=== DATA FOR THIS TASK ===
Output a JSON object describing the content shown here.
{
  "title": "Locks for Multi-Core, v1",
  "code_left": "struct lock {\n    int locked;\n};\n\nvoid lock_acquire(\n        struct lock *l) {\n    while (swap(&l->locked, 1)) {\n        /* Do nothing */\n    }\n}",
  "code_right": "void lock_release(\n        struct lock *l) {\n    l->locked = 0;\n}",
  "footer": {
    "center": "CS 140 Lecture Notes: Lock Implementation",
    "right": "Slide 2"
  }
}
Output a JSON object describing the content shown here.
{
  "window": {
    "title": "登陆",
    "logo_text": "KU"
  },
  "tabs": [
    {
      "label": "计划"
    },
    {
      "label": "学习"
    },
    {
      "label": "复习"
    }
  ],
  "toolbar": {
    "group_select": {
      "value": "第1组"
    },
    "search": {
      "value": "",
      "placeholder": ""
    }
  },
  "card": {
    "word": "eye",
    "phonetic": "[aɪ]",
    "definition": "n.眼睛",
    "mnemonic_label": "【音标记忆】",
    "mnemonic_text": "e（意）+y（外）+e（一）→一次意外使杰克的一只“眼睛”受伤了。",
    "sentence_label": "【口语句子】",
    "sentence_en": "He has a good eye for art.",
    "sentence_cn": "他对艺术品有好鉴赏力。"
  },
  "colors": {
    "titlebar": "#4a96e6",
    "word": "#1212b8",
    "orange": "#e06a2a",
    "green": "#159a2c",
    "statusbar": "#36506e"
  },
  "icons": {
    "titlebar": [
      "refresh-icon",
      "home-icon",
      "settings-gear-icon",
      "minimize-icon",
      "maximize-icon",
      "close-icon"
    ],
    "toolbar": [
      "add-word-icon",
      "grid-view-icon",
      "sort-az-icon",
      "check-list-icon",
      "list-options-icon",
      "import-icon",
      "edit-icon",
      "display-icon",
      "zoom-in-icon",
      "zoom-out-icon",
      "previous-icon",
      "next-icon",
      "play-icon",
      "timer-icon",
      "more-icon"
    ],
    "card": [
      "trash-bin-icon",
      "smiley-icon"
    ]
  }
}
===
■ TASK DETAILS: Repeat the entries exactly, all of them.

■ THE OUTPUT:
Output a JSON object describing the content shown here.
{
  "title": "Locks for Multi-Core, v1",
  "code_left": "struct lock {\n    int locked;\n};\n\nvoid lock_acquire(\n        struct lock *l) {\n    while (swap(&l->locked, 1)) {\n        /* Do nothing */\n    }\n}",
  "code_right": "void lock_release(\n        struct lock *l) {\n    l->locked = 0;\n}",
  "footer": {
    "center": "CS 140 Lecture Notes: Lock Implementation",
    "right": "Slide 2"
  }
}
Output a JSON object describing the content shown here.
{
  "window": {
    "title": "登陆",
    "logo_text": "KU"
  },
  "tabs": [
    {
      "label": "计划"
    },
    {
      "label": "学习"
    },
    {
      "label": "复习"
    }
  ],
  "toolbar": {
    "group_select": {
      "value": "第1组"
    },
    "search": {
      "value": "",
      "placeholder": ""
    }
  },
  "card": {
    "word": "eye",
    "phonetic": "[aɪ]",
    "definition": "n.眼睛",
    "mnemonic_label": "【音标记忆】",
    "mnemonic_text": "e（意）+y（外）+e（一）→一次意外使杰克的一只“眼睛”受伤了。",
    "sentence_label": "【口语句子】",
    "sentence_en": "He has a good eye for art.",
    "sentence_cn": "他对艺术品有好鉴赏力。"
  },
  "colors": {
    "titlebar": "#4a96e6",
    "word": "#1212b8",
    "orange": "#e06a2a",
    "green": "#159a2c",
    "statusbar": "#36506e"
  },
  "icons": {
    "titlebar": [
      "refresh-icon",
      "home-icon",
      "settings-gear-icon",
      "minimize-icon",
      "maximize-icon",
      "close-icon"
    ],
    "toolbar": [
      "add-word-icon",
      "grid-view-icon",
      "sort-az-icon",
      "check-list-icon",
      "list-options-icon",
      "import-icon",
      "edit-icon",
      "display-icon",
      "zoom-in-icon",
      "zoom-out-icon",
      "previous-icon",
      "next-icon",
      "play-icon",
      "timer-icon",
      "more-icon"
    ],
    "card": [
      "trash-bin-icon",
      "smiley-icon"
    ]
  }
}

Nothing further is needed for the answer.